GOAL:
Look through the entries below and count the lines with the word "noble" in them; give only the number.

Stored entries:

+++

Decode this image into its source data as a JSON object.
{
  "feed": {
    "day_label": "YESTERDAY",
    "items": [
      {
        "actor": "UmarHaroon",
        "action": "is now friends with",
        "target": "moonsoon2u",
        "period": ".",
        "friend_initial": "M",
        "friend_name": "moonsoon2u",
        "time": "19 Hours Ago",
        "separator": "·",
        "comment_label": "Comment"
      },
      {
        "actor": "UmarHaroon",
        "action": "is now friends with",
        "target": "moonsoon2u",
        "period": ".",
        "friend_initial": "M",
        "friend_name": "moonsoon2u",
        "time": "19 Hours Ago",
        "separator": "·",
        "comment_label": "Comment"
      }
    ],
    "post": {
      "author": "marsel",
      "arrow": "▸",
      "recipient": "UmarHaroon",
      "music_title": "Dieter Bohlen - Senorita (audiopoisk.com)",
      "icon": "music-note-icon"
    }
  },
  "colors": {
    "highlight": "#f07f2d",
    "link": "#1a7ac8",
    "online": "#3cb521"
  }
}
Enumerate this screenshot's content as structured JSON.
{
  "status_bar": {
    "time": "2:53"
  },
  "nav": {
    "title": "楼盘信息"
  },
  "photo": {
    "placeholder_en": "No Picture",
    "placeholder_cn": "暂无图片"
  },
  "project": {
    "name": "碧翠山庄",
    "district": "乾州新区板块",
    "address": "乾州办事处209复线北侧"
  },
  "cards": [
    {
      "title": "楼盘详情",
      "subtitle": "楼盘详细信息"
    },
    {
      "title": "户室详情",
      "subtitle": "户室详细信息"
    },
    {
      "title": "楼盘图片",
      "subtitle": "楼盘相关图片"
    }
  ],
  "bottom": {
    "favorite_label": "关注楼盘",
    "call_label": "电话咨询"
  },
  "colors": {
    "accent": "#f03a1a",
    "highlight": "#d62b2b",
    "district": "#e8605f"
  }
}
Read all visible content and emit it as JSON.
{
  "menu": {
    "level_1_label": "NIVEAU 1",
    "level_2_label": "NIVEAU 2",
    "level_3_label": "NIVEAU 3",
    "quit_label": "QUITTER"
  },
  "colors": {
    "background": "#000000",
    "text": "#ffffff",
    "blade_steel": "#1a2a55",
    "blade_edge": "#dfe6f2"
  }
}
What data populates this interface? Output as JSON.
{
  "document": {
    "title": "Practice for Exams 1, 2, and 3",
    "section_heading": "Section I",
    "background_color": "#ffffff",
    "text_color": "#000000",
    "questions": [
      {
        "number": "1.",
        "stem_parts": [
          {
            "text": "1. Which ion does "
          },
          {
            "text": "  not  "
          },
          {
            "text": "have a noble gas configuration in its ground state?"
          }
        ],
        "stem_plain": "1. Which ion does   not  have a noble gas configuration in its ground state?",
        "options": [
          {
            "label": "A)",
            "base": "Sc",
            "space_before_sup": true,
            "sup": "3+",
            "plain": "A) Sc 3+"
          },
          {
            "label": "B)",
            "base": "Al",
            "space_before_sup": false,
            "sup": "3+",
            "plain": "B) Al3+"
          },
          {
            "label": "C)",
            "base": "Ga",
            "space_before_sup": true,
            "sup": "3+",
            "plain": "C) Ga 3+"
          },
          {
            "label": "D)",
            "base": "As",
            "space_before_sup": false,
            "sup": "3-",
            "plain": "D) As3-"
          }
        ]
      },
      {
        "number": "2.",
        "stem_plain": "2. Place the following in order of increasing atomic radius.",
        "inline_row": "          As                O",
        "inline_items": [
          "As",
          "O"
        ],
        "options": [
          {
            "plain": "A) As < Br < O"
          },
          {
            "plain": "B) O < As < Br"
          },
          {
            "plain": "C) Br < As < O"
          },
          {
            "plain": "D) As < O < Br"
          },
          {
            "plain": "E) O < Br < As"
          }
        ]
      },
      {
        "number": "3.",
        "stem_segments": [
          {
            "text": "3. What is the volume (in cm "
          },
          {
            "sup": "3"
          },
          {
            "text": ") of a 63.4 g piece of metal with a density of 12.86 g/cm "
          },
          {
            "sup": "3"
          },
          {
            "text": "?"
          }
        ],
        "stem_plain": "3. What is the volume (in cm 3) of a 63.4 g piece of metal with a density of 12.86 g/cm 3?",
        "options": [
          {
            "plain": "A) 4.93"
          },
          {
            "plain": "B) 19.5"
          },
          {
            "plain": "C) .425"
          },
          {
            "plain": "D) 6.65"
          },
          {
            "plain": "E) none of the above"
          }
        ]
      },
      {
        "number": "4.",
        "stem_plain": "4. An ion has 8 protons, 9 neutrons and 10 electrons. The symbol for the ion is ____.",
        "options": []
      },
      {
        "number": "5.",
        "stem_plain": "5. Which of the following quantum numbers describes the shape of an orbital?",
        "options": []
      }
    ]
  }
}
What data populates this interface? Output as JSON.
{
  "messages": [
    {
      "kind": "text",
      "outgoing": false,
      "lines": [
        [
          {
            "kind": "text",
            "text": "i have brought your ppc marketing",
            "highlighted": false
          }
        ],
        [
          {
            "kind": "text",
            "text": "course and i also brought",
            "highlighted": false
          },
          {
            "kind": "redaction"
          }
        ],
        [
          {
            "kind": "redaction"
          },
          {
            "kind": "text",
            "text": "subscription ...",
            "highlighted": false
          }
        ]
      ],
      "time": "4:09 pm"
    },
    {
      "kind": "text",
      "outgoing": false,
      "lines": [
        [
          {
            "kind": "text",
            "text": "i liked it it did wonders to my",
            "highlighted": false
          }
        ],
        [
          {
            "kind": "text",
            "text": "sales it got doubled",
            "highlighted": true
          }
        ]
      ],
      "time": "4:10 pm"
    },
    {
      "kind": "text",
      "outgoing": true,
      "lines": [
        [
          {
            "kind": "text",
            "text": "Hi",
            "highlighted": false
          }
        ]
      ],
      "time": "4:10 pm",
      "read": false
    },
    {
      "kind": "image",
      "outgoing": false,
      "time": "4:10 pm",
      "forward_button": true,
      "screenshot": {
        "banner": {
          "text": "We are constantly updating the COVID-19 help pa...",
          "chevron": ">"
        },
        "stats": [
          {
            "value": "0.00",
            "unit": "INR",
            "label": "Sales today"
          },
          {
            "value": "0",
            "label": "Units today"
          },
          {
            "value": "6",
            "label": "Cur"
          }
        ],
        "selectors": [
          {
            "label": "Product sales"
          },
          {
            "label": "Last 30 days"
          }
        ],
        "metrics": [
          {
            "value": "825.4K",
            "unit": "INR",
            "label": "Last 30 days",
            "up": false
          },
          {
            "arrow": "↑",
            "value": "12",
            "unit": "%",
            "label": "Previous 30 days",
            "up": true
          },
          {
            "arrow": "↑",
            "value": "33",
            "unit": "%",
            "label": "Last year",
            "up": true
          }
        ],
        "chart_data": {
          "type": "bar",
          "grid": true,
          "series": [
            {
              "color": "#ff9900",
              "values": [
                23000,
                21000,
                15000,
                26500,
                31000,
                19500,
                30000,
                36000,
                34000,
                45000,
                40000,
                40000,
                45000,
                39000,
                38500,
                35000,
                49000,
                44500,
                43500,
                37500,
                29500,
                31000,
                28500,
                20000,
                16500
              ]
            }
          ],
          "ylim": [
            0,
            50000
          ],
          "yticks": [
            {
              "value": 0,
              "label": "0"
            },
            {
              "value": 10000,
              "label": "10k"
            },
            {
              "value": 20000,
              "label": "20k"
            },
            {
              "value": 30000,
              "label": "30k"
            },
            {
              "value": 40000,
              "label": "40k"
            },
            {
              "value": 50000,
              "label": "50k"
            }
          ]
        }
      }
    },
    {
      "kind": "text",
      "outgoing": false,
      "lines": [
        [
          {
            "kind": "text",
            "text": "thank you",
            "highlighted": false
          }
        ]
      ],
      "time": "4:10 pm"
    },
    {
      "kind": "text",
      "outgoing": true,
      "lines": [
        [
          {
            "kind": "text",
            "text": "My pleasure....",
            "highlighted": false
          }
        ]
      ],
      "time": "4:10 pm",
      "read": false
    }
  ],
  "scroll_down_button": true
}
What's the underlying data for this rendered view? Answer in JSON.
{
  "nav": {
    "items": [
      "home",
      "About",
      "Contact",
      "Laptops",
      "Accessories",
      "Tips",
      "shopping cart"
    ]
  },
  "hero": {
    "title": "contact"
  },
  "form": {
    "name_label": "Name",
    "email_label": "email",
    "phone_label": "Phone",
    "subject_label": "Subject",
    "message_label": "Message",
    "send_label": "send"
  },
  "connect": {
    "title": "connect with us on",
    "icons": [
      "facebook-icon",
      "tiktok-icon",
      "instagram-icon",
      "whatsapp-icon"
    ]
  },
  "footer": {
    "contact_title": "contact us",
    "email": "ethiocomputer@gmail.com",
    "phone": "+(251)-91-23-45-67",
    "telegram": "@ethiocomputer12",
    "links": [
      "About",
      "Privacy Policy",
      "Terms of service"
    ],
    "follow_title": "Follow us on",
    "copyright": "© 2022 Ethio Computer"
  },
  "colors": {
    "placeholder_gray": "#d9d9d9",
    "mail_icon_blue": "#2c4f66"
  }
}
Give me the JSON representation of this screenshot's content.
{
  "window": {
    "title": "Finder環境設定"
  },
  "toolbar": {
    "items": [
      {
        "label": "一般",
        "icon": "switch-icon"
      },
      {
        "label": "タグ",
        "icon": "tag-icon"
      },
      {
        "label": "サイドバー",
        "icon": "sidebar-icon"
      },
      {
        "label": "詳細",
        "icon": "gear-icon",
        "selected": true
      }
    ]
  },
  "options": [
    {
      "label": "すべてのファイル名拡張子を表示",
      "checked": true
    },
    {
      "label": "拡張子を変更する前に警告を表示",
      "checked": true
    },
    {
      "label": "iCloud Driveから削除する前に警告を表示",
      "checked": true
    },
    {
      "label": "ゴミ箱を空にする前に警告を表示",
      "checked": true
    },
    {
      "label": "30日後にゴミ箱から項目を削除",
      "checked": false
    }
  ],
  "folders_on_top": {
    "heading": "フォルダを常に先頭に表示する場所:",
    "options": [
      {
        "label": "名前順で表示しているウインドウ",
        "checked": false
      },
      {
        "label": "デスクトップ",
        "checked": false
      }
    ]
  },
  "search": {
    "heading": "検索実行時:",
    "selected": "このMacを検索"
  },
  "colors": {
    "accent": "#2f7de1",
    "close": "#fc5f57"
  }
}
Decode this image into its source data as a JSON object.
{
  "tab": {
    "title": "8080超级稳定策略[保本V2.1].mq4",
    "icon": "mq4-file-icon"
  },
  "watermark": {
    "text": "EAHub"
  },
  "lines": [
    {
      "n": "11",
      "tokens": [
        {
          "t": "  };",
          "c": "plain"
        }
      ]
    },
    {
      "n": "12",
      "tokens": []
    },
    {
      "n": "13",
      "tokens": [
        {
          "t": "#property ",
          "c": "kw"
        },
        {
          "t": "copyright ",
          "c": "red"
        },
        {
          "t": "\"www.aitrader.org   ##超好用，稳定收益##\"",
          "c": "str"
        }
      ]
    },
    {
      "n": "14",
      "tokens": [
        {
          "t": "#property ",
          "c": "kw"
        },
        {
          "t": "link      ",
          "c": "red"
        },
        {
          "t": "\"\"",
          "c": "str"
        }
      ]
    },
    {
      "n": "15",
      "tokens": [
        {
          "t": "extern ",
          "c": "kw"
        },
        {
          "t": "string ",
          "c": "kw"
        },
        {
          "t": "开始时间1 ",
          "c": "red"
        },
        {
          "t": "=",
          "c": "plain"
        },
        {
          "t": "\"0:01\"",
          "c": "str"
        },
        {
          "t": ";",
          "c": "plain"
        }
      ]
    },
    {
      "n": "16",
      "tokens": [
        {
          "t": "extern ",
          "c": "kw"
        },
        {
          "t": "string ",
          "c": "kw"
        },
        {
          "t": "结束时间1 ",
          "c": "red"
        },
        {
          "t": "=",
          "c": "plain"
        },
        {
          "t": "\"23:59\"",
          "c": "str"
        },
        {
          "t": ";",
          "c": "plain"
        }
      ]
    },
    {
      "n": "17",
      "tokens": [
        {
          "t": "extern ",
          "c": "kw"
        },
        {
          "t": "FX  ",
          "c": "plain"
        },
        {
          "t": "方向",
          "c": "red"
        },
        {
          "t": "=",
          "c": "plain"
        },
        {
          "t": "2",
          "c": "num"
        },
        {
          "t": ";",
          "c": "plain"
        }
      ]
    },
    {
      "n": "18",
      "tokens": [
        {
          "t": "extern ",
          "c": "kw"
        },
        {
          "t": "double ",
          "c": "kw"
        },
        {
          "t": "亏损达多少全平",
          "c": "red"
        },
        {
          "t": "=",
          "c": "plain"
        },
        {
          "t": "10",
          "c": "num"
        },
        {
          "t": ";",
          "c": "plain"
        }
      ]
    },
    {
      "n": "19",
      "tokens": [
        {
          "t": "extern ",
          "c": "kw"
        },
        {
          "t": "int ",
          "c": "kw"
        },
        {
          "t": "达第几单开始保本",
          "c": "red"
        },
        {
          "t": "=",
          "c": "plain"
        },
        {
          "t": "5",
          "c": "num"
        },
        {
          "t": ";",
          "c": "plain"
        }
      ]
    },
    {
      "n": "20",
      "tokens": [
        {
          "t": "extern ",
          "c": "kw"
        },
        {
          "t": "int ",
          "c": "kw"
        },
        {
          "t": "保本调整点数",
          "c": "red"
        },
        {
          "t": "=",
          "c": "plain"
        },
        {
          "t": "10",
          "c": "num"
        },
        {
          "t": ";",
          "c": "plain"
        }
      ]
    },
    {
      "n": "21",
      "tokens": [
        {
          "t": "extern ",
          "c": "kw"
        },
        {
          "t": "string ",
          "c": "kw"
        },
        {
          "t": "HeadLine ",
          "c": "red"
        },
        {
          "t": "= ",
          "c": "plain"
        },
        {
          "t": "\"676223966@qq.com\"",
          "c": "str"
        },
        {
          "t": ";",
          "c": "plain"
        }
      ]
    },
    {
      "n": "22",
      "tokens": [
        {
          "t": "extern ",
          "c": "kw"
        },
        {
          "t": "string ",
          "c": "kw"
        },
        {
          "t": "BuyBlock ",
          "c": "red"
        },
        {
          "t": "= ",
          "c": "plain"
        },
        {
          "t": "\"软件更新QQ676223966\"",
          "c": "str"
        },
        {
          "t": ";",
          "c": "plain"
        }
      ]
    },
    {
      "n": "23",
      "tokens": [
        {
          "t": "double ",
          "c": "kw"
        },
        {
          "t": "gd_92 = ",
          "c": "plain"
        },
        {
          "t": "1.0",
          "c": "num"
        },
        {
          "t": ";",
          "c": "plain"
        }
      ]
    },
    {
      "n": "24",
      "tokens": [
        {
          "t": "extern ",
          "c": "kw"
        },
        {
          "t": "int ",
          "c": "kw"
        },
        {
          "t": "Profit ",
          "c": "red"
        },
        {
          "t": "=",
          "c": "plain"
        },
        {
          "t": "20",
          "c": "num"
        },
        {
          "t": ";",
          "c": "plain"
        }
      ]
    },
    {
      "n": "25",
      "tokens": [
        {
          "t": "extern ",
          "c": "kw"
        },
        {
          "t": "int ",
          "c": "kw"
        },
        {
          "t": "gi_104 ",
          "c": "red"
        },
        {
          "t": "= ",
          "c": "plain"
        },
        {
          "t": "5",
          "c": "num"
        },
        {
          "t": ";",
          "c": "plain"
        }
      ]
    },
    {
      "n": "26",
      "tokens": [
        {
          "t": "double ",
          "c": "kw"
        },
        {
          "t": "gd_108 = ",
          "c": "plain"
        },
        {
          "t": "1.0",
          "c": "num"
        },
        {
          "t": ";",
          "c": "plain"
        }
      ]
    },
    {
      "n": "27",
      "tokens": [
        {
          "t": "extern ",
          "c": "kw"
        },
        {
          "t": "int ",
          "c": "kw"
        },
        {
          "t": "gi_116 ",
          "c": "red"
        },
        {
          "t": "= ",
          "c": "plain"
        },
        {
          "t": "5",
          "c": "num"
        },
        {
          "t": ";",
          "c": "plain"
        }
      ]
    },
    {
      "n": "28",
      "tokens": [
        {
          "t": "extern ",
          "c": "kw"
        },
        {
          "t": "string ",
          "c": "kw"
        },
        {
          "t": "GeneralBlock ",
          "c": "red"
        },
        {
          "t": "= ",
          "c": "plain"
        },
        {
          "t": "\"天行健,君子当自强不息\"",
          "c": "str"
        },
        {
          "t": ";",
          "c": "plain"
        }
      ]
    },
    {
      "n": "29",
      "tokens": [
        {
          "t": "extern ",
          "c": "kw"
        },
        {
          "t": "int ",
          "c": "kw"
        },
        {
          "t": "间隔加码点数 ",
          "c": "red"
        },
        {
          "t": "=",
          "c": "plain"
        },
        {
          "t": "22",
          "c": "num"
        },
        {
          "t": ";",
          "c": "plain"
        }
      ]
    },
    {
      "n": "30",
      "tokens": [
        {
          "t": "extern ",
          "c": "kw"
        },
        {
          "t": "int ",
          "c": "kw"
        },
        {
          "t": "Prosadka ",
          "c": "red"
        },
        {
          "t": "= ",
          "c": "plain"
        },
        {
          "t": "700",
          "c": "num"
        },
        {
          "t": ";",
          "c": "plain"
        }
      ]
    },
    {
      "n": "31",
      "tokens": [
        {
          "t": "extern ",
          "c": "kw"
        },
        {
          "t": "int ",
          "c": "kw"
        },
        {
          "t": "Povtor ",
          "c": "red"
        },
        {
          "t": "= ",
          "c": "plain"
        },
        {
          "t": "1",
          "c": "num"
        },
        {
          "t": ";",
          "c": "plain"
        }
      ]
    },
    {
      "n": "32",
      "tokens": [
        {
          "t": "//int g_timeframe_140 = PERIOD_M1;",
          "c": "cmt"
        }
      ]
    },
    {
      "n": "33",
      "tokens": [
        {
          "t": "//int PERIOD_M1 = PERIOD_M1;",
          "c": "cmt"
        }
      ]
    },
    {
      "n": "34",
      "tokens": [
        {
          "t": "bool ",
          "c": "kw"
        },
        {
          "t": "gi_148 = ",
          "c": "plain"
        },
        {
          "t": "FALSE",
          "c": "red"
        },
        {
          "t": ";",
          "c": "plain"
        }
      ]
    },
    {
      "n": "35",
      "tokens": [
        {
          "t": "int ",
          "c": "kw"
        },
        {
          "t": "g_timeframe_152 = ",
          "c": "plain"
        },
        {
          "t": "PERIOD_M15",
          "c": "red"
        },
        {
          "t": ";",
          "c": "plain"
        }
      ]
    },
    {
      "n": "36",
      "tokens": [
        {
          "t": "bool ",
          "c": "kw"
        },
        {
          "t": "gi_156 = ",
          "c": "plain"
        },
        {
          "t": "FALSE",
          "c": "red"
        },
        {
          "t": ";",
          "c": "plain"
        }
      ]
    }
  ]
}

+++

COMPLETED EXERCISE:
2